-- DATA ROWS start --
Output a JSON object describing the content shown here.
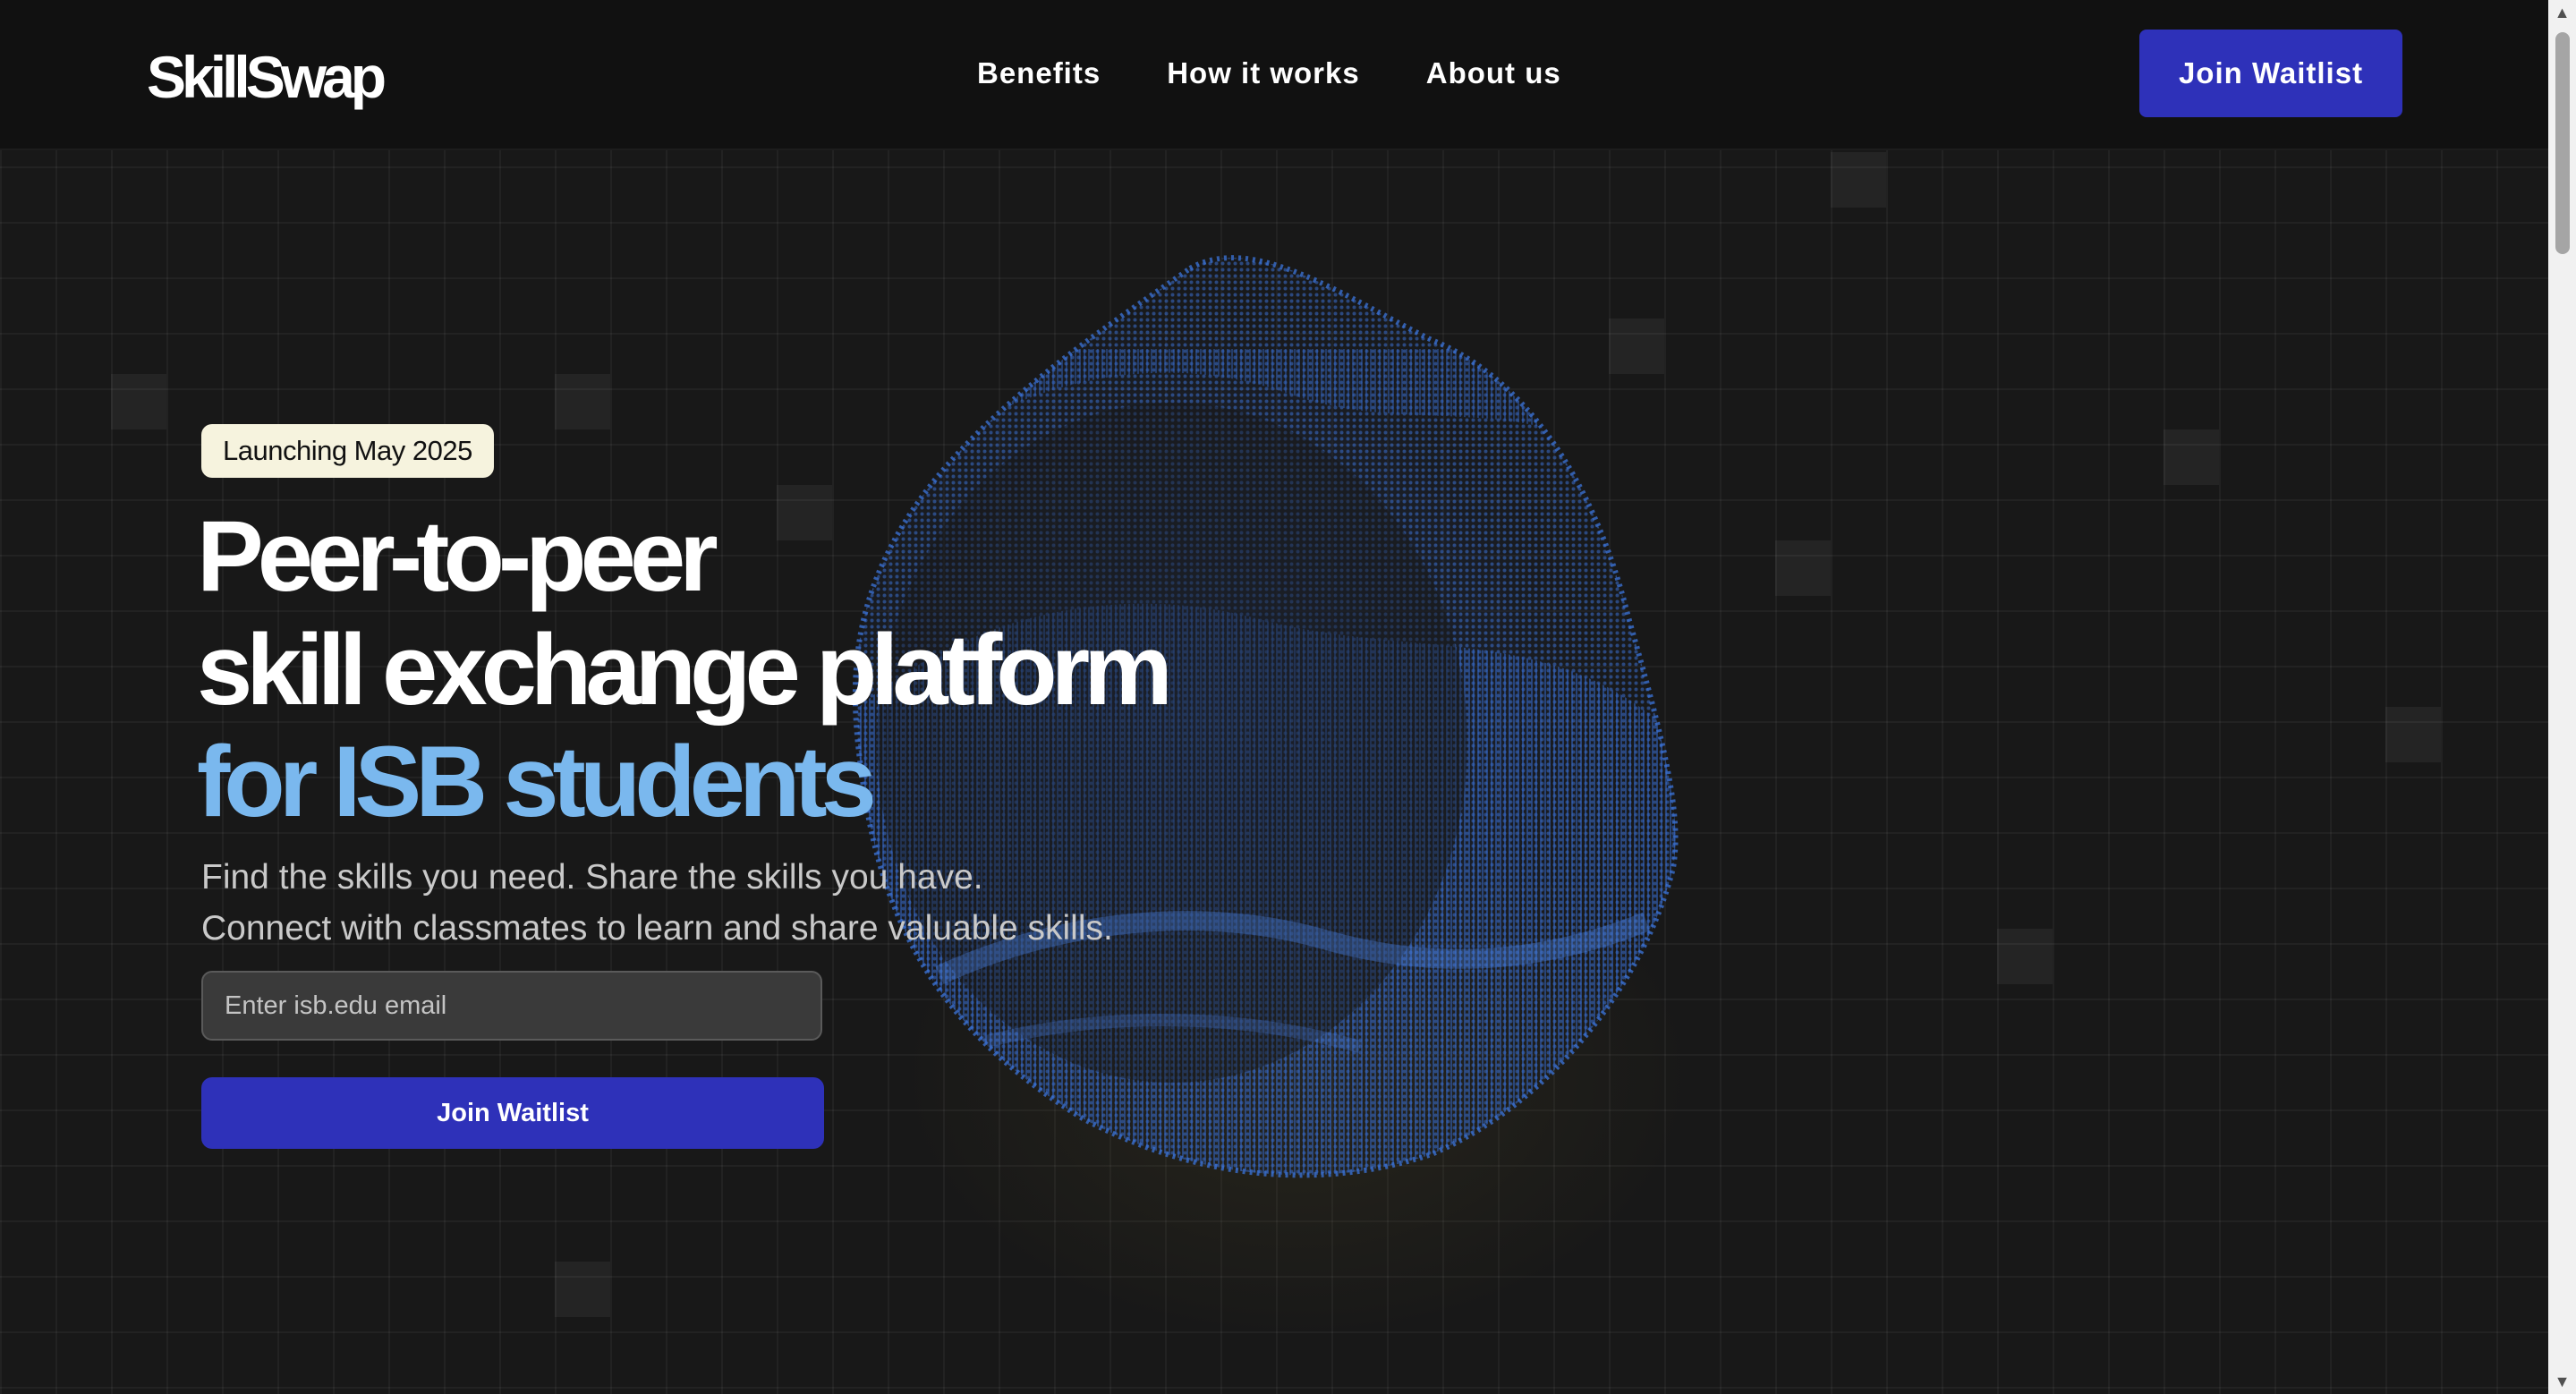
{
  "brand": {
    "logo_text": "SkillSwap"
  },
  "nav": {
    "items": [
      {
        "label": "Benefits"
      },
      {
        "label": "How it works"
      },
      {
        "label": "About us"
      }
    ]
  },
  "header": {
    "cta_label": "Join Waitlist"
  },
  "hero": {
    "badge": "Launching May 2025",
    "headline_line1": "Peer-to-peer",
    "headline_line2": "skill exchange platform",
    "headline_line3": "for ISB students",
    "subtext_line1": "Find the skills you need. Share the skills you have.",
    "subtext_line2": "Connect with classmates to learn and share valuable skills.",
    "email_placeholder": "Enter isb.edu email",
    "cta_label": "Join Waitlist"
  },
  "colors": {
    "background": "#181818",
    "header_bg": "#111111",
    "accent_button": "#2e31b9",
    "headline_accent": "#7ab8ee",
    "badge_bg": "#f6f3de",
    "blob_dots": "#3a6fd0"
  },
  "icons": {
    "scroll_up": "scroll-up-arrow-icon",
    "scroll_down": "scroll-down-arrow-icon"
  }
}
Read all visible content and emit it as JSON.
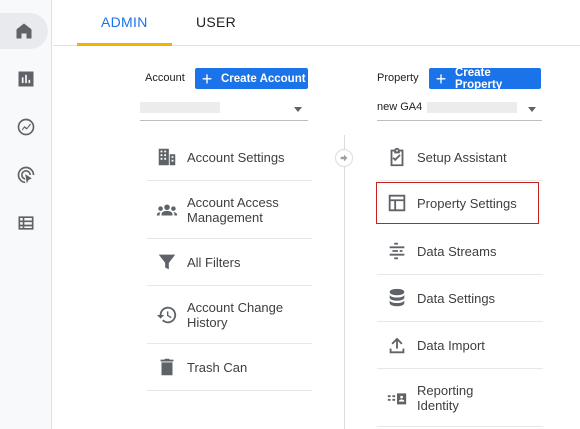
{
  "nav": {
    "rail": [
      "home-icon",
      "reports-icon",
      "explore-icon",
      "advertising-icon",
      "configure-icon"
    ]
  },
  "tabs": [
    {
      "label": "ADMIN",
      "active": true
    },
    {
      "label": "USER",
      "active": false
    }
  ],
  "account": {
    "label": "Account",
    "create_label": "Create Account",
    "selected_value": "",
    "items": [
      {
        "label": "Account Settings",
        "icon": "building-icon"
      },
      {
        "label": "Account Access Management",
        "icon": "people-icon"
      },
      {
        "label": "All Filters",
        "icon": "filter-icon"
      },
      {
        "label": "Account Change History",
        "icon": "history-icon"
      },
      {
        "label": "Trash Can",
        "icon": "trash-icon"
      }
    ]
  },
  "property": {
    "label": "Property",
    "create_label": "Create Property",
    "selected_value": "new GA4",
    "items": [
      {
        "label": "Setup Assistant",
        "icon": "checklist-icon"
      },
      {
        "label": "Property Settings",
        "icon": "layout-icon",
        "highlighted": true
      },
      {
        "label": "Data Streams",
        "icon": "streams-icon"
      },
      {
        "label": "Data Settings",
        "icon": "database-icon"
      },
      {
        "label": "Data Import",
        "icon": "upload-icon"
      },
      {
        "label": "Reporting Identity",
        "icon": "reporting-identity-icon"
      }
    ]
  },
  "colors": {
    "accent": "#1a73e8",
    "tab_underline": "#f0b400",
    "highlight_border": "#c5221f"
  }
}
-- DATA ROWS end --
GIVEN INSTRUCTION> Reproduce the entries above without change, omitting all pictures.

PROBLEM SOLUTION>
Output a JSON object describing the content shown here.
{
  "brand": {
    "logo_text": "SkillSwap"
  },
  "nav": {
    "items": [
      {
        "label": "Benefits"
      },
      {
        "label": "How it works"
      },
      {
        "label": "About us"
      }
    ]
  },
  "header": {
    "cta_label": "Join Waitlist"
  },
  "hero": {
    "badge": "Launching May 2025",
    "headline_line1": "Peer-to-peer",
    "headline_line2": "skill exchange platform",
    "headline_line3": "for ISB students",
    "subtext_line1": "Find the skills you need. Share the skills you have.",
    "subtext_line2": "Connect with classmates to learn and share valuable skills.",
    "email_placeholder": "Enter isb.edu email",
    "cta_label": "Join Waitlist"
  },
  "colors": {
    "background": "#181818",
    "header_bg": "#111111",
    "accent_button": "#2e31b9",
    "headline_accent": "#7ab8ee",
    "badge_bg": "#f6f3de",
    "blob_dots": "#3a6fd0"
  },
  "icons": {
    "scroll_up": "scroll-up-arrow-icon",
    "scroll_down": "scroll-down-arrow-icon"
  }
}
Read all visible content and emit it as JSON.
{
  "nav": {
    "rail": [
      "home-icon",
      "reports-icon",
      "explore-icon",
      "advertising-icon",
      "configure-icon"
    ]
  },
  "tabs": [
    {
      "label": "ADMIN",
      "active": true
    },
    {
      "label": "USER",
      "active": false
    }
  ],
  "account": {
    "label": "Account",
    "create_label": "Create Account",
    "selected_value": "",
    "items": [
      {
        "label": "Account Settings",
        "icon": "building-icon"
      },
      {
        "label": "Account Access Management",
        "icon": "people-icon"
      },
      {
        "label": "All Filters",
        "icon": "filter-icon"
      },
      {
        "label": "Account Change History",
        "icon": "history-icon"
      },
      {
        "label": "Trash Can",
        "icon": "trash-icon"
      }
    ]
  },
  "property": {
    "label": "Property",
    "create_label": "Create Property",
    "selected_value": "new GA4",
    "items": [
      {
        "label": "Setup Assistant",
        "icon": "checklist-icon"
      },
      {
        "label": "Property Settings",
        "icon": "layout-icon",
        "highlighted": true
      },
      {
        "label": "Data Streams",
        "icon": "streams-icon"
      },
      {
        "label": "Data Settings",
        "icon": "database-icon"
      },
      {
        "label": "Data Import",
        "icon": "upload-icon"
      },
      {
        "label": "Reporting Identity",
        "icon": "reporting-identity-icon"
      }
    ]
  },
  "colors": {
    "accent": "#1a73e8",
    "tab_underline": "#f0b400",
    "highlight_border": "#c5221f"
  }
}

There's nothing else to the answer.